* Begin Records *

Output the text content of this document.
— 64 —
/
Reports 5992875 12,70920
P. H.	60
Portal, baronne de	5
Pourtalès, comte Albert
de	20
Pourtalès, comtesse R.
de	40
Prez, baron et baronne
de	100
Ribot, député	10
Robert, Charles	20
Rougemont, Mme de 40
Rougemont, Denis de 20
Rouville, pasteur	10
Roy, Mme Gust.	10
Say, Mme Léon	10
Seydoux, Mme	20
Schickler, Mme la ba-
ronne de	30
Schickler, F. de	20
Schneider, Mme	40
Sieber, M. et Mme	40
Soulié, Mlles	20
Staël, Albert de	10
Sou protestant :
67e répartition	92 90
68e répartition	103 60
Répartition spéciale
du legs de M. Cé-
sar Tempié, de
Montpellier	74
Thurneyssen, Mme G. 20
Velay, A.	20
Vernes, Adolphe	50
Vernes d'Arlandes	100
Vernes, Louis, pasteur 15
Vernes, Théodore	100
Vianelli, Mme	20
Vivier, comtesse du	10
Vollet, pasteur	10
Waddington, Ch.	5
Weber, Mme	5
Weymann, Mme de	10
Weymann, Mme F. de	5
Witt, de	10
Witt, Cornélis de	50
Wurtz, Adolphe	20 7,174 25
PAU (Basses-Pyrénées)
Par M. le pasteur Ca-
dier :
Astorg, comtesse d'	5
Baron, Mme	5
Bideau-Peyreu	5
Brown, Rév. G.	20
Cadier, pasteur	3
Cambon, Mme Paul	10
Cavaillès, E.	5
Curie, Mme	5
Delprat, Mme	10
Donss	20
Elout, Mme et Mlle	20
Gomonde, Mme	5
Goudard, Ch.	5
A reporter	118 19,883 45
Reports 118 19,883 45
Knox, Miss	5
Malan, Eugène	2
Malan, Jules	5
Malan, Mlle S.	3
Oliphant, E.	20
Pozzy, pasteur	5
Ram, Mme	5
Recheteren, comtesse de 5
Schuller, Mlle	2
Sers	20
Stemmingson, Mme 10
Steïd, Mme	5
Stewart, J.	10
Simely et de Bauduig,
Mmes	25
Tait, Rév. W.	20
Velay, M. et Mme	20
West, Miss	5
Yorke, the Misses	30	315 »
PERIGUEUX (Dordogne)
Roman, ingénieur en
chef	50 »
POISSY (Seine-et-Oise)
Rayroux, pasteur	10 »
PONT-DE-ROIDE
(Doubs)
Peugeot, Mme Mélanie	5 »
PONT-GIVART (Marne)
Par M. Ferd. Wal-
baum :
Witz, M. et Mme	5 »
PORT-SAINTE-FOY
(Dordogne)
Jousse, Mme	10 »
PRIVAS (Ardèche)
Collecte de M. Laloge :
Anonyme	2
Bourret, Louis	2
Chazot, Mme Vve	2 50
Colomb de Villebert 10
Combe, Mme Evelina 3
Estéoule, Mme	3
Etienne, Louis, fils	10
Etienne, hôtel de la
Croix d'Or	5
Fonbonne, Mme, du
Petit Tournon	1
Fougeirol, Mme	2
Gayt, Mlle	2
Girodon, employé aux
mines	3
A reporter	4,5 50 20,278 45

* End Records *

▶ **Given instruction**: Quote the whole listing above, leaving nothing out.

▶ **Complete output**:
Output the text content of this document.
— 64 —
/
Reports 5992875 12,70920
P. H.	60
Portal, baronne de	5
Pourtalès, comte Albert
de	20
Pourtalès, comtesse R.
de	40
Prez, baron et baronne
de	100
Ribot, député	10
Robert, Charles	20
Rougemont, Mme de 40
Rougemont, Denis de 20
Rouville, pasteur	10
Roy, Mme Gust.	10
Say, Mme Léon	10
Seydoux, Mme	20
Schickler, Mme la ba-
ronne de	30
Schickler, F. de	20
Schneider, Mme	40
Sieber, M. et Mme	40
Soulié, Mlles	20
Staël, Albert de	10
Sou protestant :
67e répartition	92 90
68e répartition	103 60
Répartition spéciale
du legs de M. Cé-
sar Tempié, de
Montpellier	74
Thurneyssen, Mme G. 20
Velay, A.	20
Vernes, Adolphe	50
Vernes d'Arlandes	100
Vernes, Louis, pasteur 15
Vernes, Théodore	100
Vianelli, Mme	20
Vivier, comtesse du	10
Vollet, pasteur	10
Waddington, Ch.	5
Weber, Mme	5
Weymann, Mme de	10
Weymann, Mme F. de	5
Witt, de	10
Witt, Cornélis de	50
Wurtz, Adolphe	20 7,174 25
PAU (Basses-Pyrénées)
Par M. le pasteur Ca-
dier :
Astorg, comtesse d'	5
Baron, Mme	5
Bideau-Peyreu	5
Brown, Rév. G.	20
Cadier, pasteur	3
Cambon, Mme Paul	10
Cavaillès, E.	5
Curie, Mme	5
Delprat, Mme	10
Donss	20
Elout, Mme et Mlle	20
Gomonde, Mme	5
Goudard, Ch.	5
A reporter	118 19,883 45
Reports 118 19,883 45
Knox, Miss	5
Malan, Eugène	2
Malan, Jules	5
Malan, Mlle S.	3
Oliphant, E.	20
Pozzy, pasteur	5
Ram, Mme	5
Recheteren, comtesse de 5
Schuller, Mlle	2
Sers	20
Stemmingson, Mme 10
Steïd, Mme	5
Stewart, J.	10
Simely et de Bauduig,
Mmes	25
Tait, Rév. W.	20
Velay, M. et Mme	20
West, Miss	5
Yorke, the Misses	30	315 »
PERIGUEUX (Dordogne)
Roman, ingénieur en
chef	50 »
POISSY (Seine-et-Oise)
Rayroux, pasteur	10 »
PONT-DE-ROIDE
(Doubs)
Peugeot, Mme Mélanie	5 »
PONT-GIVART (Marne)
Par M. Ferd. Wal-
baum :
Witz, M. et Mme	5 »
PORT-SAINTE-FOY
(Dordogne)
Jousse, Mme	10 »
PRIVAS (Ardèche)
Collecte de M. Laloge :
Anonyme	2
Bourret, Louis	2
Chazot, Mme Vve	2 50
Colomb de Villebert 10
Combe, Mme Evelina 3
Estéoule, Mme	3
Etienne, Louis, fils	10
Etienne, hôtel de la
Croix d'Or	5
Fonbonne, Mme, du
Petit Tournon	1
Fougeirol, Mme	2
Gayt, Mlle	2
Girodon, employé aux
mines	3
A reporter	4,5 50 20,278 45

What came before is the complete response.